__Task__
Filter the data for lines with the word "Additional", then copy every line so identified.

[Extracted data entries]
-- START --
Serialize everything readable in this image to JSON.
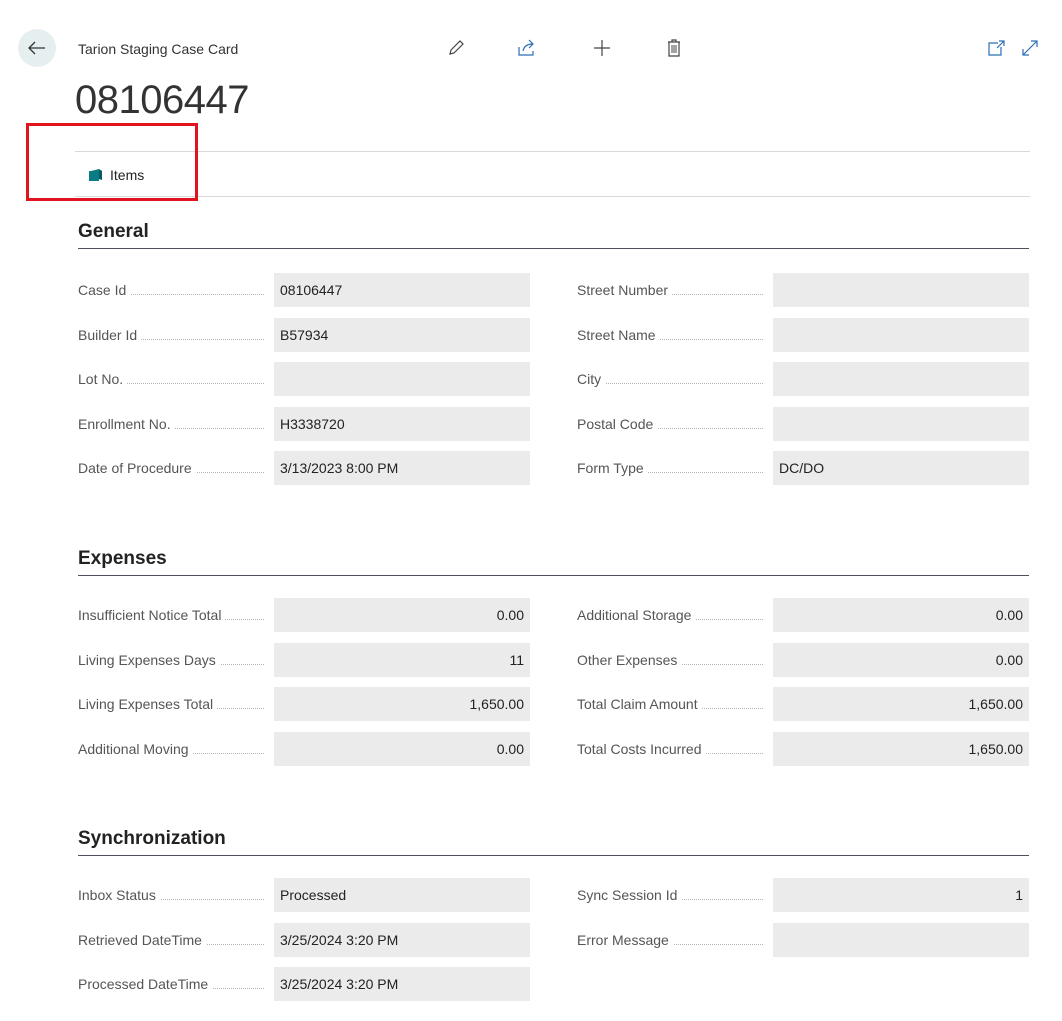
{
  "header": {
    "breadcrumb": "Tarion Staging Case Card",
    "record_title": "08106447",
    "toolbar_icons": [
      "edit-icon",
      "share-icon",
      "new-icon",
      "delete-icon"
    ],
    "window_icons": [
      "open-new-window-icon",
      "expand-icon"
    ]
  },
  "actions": {
    "items_label": "Items"
  },
  "sections": {
    "general": {
      "title": "General",
      "left": [
        {
          "label": "Case Id",
          "value": "08106447"
        },
        {
          "label": "Builder Id",
          "value": "B57934"
        },
        {
          "label": "Lot No.",
          "value": ""
        },
        {
          "label": "Enrollment No.",
          "value": "H3338720"
        },
        {
          "label": "Date of Procedure",
          "value": "3/13/2023 8:00 PM"
        }
      ],
      "right": [
        {
          "label": "Street Number",
          "value": ""
        },
        {
          "label": "Street Name",
          "value": ""
        },
        {
          "label": "City",
          "value": ""
        },
        {
          "label": "Postal Code",
          "value": ""
        },
        {
          "label": "Form Type",
          "value": "DC/DO"
        }
      ]
    },
    "expenses": {
      "title": "Expenses",
      "left": [
        {
          "label": "Insufficient Notice Total",
          "value": "0.00"
        },
        {
          "label": "Living Expenses Days",
          "value": "11"
        },
        {
          "label": "Living Expenses Total",
          "value": "1,650.00"
        },
        {
          "label": "Additional Moving",
          "value": "0.00"
        }
      ],
      "right": [
        {
          "label": "Additional Storage",
          "value": "0.00"
        },
        {
          "label": "Other Expenses",
          "value": "0.00"
        },
        {
          "label": "Total Claim Amount",
          "value": "1,650.00"
        },
        {
          "label": "Total Costs Incurred",
          "value": "1,650.00"
        }
      ]
    },
    "synchronization": {
      "title": "Synchronization",
      "left": [
        {
          "label": "Inbox Status",
          "value": "Processed"
        },
        {
          "label": "Retrieved DateTime",
          "value": "3/25/2024 3:20 PM"
        },
        {
          "label": "Processed DateTime",
          "value": "3/25/2024 3:20 PM"
        }
      ],
      "right": [
        {
          "label": "Sync Session Id",
          "value": "1"
        },
        {
          "label": "Error Message",
          "value": ""
        }
      ]
    }
  },
  "colors": {
    "highlight": "#e0141e",
    "accent": "#0a7c83",
    "field_bg": "#ebebeb"
  }
}
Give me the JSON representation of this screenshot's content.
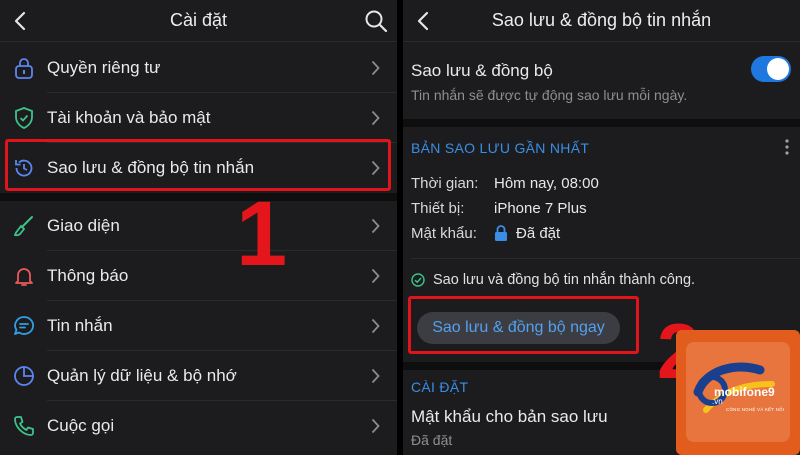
-- END --
__Final answer__
          "label": "Additional Moving",
          "label": "Additional Storage",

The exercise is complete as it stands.